[Start]

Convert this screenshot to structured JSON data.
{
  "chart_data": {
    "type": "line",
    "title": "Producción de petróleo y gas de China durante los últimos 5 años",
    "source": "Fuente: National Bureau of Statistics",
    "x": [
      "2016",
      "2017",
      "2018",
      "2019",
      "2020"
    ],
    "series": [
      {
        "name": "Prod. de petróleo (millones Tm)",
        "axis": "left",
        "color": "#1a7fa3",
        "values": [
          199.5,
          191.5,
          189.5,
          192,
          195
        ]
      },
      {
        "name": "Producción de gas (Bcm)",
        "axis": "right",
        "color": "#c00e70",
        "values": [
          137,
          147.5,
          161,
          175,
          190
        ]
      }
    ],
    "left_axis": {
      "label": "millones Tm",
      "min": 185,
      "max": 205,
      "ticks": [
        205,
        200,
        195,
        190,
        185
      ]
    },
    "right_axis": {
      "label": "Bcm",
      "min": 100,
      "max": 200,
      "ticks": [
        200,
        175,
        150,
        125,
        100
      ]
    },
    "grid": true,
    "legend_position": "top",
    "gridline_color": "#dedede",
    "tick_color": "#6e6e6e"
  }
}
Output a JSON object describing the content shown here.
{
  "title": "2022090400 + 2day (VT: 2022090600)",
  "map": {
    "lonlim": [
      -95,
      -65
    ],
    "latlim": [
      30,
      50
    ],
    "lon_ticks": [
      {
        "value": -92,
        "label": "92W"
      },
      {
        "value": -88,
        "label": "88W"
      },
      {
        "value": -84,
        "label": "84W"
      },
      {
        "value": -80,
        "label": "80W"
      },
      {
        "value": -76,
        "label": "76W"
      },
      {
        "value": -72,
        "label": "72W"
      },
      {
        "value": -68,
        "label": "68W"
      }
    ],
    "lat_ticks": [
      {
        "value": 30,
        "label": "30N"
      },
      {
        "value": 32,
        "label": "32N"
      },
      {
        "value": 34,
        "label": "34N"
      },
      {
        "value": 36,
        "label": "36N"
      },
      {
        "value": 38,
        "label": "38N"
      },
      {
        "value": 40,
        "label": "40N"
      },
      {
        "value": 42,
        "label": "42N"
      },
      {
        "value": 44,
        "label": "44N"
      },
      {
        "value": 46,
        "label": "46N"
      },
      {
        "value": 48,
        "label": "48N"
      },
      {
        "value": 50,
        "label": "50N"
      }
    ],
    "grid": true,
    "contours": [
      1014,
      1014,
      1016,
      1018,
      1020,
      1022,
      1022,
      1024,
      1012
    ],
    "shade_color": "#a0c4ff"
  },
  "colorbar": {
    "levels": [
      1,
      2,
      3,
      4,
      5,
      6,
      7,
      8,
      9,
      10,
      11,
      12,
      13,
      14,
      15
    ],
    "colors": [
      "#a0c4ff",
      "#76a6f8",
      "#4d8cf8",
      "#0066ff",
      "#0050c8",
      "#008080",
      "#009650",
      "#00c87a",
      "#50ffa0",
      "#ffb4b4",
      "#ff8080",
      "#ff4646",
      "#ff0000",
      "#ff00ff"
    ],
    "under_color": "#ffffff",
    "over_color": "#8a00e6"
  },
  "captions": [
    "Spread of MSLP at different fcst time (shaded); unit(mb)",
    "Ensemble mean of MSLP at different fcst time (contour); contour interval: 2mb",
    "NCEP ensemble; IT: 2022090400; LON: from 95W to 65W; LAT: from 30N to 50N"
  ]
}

[End]

→ WHAT TO DO: Output the full listing exactly as it stands.

→ COMPLETE RESPONSE:
Convert this screenshot to structured JSON data.
{
  "chart_data": {
    "type": "line",
    "title": "Producción de petróleo y gas de China durante los últimos 5 años",
    "source": "Fuente: National Bureau of Statistics",
    "x": [
      "2016",
      "2017",
      "2018",
      "2019",
      "2020"
    ],
    "series": [
      {
        "name": "Prod. de petróleo (millones Tm)",
        "axis": "left",
        "color": "#1a7fa3",
        "values": [
          199.5,
          191.5,
          189.5,
          192,
          195
        ]
      },
      {
        "name": "Producción de gas (Bcm)",
        "axis": "right",
        "color": "#c00e70",
        "values": [
          137,
          147.5,
          161,
          175,
          190
        ]
      }
    ],
    "left_axis": {
      "label": "millones Tm",
      "min": 185,
      "max": 205,
      "ticks": [
        205,
        200,
        195,
        190,
        185
      ]
    },
    "right_axis": {
      "label": "Bcm",
      "min": 100,
      "max": 200,
      "ticks": [
        200,
        175,
        150,
        125,
        100
      ]
    },
    "grid": true,
    "legend_position": "top",
    "gridline_color": "#dedede",
    "tick_color": "#6e6e6e"
  }
}
Output a JSON object describing the content shown here.
{
  "title": "2022090400 + 2day (VT: 2022090600)",
  "map": {
    "lonlim": [
      -95,
      -65
    ],
    "latlim": [
      30,
      50
    ],
    "lon_ticks": [
      {
        "value": -92,
        "label": "92W"
      },
      {
        "value": -88,
        "label": "88W"
      },
      {
        "value": -84,
        "label": "84W"
      },
      {
        "value": -80,
        "label": "80W"
      },
      {
        "value": -76,
        "label": "76W"
      },
      {
        "value": -72,
        "label": "72W"
      },
      {
        "value": -68,
        "label": "68W"
      }
    ],
    "lat_ticks": [
      {
        "value": 30,
        "label": "30N"
      },
      {
        "value": 32,
        "label": "32N"
      },
      {
        "value": 34,
        "label": "34N"
      },
      {
        "value": 36,
        "label": "36N"
      },
      {
        "value": 38,
        "label": "38N"
      },
      {
        "value": 40,
        "label": "40N"
      },
      {
        "value": 42,
        "label": "42N"
      },
      {
        "value": 44,
        "label": "44N"
      },
      {
        "value": 46,
        "label": "46N"
      },
      {
        "value": 48,
        "label": "48N"
      },
      {
        "value": 50,
        "label": "50N"
      }
    ],
    "grid": true,
    "contours": [
      1014,
      1014,
      1016,
      1018,
      1020,
      1022,
      1022,
      1024,
      1012
    ],
    "shade_color": "#a0c4ff"
  },
  "colorbar": {
    "levels": [
      1,
      2,
      3,
      4,
      5,
      6,
      7,
      8,
      9,
      10,
      11,
      12,
      13,
      14,
      15
    ],
    "colors": [
      "#a0c4ff",
      "#76a6f8",
      "#4d8cf8",
      "#0066ff",
      "#0050c8",
      "#008080",
      "#009650",
      "#00c87a",
      "#50ffa0",
      "#ffb4b4",
      "#ff8080",
      "#ff4646",
      "#ff0000",
      "#ff00ff"
    ],
    "under_color": "#ffffff",
    "over_color": "#8a00e6"
  },
  "captions": [
    "Spread of MSLP at different fcst time (shaded); unit(mb)",
    "Ensemble mean of MSLP at different fcst time (contour); contour interval: 2mb",
    "NCEP ensemble; IT: 2022090400; LON: from 95W to 65W; LAT: from 30N to 50N"
  ]
}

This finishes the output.